= THE DATA =
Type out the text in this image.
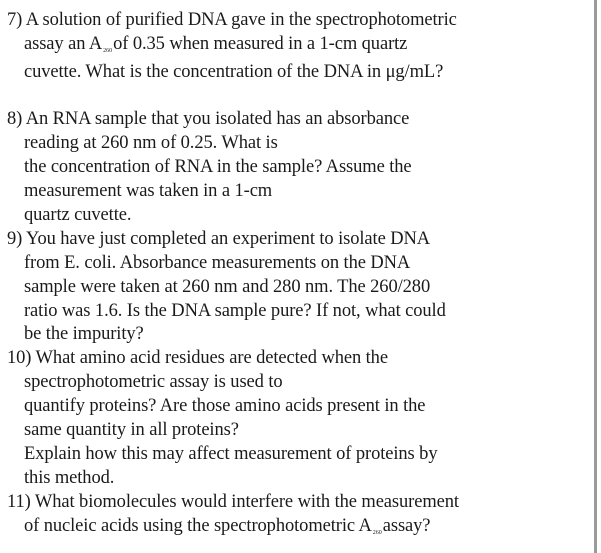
7) A solution of purified DNA gave in the spectrophotometric
assay an $A_{260}of$ 0.35 when measured in a 1-cm quartz
cuvette. What is the concentration of the DNA in μg/mL?
8) An RNA sample that you isolated has an absorbance
reading at 260 nm of 0.25. What is
the concentration of RNA in the sample? Assume the
measurement was taken in a 1-cm
quartz cuvette.
9) You have just completed an experiment to isolate DNA
from E. coli. Absorbance measurements on the DNA
sample were taken at 260 nm and 280 nm. The 260/280
ratio was 1.6. Is the DNA sample pure? If not, what could
be the impurity?
10) What amino acid residues are detected when the
spectrophotometric assay is used to
quantify proteins? Are those amino acids present in the
same quantity in all proteins?
Explain how this may affect measurement of proteins by
this method.
11) What biomolecules would interfere with the measurement
of nucleic acids using the spectrophotometric $A_{260}assay$?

= ABOUT THIS TASK =
Could you write out every line above exactly as it stands, with no images?

= SOLUTION BELOW =
Type out the text in this image.
7) A solution of purified DNA gave in the spectrophotometric
assay an $A_{260}of$ 0.35 when measured in a 1-cm quartz
cuvette. What is the concentration of the DNA in μg/mL?
8) An RNA sample that you isolated has an absorbance
reading at 260 nm of 0.25. What is
the concentration of RNA in the sample? Assume the
measurement was taken in a 1-cm
quartz cuvette.
9) You have just completed an experiment to isolate DNA
from E. coli. Absorbance measurements on the DNA
sample were taken at 260 nm and 280 nm. The 260/280
ratio was 1.6. Is the DNA sample pure? If not, what could
be the impurity?
10) What amino acid residues are detected when the
spectrophotometric assay is used to
quantify proteins? Are those amino acids present in the
same quantity in all proteins?
Explain how this may affect measurement of proteins by
this method.
11) What biomolecules would interfere with the measurement
of nucleic acids using the spectrophotometric $A_{260}assay$?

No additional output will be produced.